== Job ==
Whenever a line contains the string "name", copy it out of the entries.

== Material provided ==
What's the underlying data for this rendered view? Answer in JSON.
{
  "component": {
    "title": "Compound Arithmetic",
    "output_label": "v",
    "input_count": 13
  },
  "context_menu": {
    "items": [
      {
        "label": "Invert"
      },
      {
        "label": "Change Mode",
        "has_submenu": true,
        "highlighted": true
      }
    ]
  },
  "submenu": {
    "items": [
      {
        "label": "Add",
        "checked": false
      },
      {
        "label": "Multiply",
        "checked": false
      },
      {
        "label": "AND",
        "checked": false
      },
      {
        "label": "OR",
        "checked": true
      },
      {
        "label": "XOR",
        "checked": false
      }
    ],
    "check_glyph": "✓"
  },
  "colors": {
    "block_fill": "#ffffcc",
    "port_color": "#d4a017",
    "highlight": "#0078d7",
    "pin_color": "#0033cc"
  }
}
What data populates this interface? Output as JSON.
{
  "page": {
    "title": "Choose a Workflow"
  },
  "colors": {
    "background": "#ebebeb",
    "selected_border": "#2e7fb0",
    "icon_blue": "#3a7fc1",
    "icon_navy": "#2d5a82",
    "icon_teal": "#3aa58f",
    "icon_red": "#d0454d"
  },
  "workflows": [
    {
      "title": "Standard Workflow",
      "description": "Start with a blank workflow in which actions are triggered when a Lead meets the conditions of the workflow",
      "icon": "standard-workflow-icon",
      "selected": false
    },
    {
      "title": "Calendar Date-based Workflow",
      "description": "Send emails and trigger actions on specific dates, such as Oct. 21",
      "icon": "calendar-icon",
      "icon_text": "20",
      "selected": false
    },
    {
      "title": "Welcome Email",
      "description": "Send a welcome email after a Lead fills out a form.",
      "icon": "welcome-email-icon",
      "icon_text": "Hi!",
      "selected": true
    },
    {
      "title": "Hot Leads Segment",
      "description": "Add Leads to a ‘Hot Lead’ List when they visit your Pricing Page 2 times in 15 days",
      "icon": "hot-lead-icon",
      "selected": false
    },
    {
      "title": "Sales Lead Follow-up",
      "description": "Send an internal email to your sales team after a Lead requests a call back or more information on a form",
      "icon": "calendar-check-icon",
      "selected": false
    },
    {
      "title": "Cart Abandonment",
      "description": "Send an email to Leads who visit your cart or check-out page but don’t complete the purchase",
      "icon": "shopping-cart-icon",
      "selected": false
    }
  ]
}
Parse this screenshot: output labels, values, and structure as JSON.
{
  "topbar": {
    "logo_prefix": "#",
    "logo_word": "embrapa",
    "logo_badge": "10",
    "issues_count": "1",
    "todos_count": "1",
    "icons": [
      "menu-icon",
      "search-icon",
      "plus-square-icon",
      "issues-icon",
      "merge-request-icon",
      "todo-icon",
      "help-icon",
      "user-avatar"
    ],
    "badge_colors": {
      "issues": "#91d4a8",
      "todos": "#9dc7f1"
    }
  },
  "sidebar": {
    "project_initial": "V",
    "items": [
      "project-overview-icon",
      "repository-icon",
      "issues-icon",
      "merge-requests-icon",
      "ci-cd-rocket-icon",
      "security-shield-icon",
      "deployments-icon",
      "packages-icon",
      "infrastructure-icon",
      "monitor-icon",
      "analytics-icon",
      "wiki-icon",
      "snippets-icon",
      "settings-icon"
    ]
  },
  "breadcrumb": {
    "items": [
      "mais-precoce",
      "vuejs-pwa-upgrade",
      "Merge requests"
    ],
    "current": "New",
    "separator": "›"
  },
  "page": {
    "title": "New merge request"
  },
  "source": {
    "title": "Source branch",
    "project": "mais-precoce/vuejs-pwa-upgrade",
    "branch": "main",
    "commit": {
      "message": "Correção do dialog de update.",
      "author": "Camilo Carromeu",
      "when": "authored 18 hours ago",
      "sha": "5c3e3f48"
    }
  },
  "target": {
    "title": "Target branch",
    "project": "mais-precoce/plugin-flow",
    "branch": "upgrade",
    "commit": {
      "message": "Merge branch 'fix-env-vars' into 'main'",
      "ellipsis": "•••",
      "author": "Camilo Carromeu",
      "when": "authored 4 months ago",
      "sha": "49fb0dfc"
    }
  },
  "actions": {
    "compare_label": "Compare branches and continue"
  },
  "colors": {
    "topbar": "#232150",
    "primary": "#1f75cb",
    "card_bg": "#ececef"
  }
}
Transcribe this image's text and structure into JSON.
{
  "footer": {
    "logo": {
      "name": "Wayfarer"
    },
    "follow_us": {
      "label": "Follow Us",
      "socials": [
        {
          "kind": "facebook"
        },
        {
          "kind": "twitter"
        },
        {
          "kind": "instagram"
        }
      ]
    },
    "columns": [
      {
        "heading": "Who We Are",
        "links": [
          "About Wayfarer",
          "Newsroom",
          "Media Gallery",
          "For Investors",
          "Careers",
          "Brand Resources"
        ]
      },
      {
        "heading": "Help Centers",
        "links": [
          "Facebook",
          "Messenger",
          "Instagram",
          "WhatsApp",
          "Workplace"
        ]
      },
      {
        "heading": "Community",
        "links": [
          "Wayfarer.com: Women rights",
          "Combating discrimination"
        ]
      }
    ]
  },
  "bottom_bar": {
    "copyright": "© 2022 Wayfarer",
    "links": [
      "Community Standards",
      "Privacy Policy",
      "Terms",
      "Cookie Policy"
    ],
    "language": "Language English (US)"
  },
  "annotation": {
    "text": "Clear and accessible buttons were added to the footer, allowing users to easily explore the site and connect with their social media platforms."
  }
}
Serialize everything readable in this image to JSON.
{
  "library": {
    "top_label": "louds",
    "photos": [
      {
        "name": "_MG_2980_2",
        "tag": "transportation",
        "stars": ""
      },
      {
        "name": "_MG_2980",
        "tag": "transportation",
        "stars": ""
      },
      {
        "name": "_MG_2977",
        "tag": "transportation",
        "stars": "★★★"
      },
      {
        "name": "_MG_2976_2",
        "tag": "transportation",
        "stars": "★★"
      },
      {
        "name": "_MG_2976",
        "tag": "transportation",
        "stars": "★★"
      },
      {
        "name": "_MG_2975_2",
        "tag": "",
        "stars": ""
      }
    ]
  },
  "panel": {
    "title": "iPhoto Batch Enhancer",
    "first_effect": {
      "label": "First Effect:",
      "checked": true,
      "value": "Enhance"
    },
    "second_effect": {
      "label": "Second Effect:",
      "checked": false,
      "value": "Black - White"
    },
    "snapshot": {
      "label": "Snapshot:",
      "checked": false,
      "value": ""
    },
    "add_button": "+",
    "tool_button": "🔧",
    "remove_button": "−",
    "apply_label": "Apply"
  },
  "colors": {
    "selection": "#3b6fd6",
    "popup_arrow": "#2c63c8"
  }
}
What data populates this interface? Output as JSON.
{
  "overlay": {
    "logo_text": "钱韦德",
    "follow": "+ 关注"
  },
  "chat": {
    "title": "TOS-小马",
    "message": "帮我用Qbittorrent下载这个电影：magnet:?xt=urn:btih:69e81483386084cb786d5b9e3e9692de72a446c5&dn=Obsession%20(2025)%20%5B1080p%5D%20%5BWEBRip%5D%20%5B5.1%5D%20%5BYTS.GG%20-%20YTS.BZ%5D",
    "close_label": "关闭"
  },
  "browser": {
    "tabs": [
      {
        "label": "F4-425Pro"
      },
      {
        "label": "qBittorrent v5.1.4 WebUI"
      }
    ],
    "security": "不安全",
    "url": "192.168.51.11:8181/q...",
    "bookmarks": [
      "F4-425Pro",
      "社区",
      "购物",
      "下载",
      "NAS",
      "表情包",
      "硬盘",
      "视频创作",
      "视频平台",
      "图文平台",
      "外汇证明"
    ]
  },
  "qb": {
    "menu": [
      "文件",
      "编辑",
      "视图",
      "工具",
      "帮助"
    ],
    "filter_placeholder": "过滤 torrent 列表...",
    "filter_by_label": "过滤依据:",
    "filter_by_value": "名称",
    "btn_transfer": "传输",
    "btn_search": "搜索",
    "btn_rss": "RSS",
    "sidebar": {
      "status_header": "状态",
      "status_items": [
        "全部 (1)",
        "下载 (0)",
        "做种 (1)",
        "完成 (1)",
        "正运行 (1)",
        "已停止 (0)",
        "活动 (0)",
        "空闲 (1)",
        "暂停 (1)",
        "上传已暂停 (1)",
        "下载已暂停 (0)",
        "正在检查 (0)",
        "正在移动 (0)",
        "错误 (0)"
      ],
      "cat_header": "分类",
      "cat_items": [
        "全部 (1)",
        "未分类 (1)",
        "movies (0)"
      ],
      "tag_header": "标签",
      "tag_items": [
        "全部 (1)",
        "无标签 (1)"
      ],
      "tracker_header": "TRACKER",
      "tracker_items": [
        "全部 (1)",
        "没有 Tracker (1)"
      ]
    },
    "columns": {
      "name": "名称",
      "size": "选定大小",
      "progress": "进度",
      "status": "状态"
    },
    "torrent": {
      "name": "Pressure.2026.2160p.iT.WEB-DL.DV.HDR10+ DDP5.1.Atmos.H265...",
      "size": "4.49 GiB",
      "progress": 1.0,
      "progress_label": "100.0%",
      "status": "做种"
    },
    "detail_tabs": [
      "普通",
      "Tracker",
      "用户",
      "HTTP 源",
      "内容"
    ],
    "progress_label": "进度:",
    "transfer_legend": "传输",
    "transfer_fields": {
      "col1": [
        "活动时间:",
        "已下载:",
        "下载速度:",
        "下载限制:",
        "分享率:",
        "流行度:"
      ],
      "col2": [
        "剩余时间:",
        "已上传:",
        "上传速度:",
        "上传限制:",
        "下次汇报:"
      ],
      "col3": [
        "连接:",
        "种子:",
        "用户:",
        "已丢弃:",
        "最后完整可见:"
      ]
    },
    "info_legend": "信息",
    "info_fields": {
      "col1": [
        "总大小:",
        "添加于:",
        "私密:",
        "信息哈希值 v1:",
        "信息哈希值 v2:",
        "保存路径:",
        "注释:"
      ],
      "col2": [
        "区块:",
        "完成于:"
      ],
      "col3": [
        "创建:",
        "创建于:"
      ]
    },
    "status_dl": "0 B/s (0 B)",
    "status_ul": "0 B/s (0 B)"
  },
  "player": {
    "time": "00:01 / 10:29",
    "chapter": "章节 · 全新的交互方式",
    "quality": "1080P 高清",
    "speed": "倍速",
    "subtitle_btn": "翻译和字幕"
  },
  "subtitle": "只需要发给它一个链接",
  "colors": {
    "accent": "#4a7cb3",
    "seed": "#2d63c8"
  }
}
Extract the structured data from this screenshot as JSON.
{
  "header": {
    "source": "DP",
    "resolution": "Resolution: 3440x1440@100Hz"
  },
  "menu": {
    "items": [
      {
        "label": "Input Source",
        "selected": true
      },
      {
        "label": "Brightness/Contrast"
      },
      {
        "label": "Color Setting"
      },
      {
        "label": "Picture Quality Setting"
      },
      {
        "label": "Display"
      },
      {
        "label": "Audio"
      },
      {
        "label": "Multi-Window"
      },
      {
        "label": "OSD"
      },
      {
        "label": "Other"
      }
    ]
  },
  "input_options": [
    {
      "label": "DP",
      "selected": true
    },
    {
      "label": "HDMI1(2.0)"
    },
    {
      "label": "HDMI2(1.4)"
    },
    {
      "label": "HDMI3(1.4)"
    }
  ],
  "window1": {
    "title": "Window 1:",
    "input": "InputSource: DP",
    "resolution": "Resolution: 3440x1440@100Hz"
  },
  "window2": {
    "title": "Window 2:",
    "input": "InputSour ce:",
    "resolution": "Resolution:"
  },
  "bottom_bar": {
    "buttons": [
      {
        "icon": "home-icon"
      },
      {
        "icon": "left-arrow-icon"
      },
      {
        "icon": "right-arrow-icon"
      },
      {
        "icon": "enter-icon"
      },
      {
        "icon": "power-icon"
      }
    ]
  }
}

== The result ==
      "name": "Wayfarer"
        "name": "_MG_2980_2",
        "name": "_MG_2980",
        "name": "_MG_2977",
        "name": "_MG_2976_2",
        "name": "_MG_2976",
        "name": "_MG_2975_2",
      "name": "名称",
      "name": "Pressure.2026.2160p.iT.WEB-DL.DV.HDR10+ DDP5.1.Atmos.H265...",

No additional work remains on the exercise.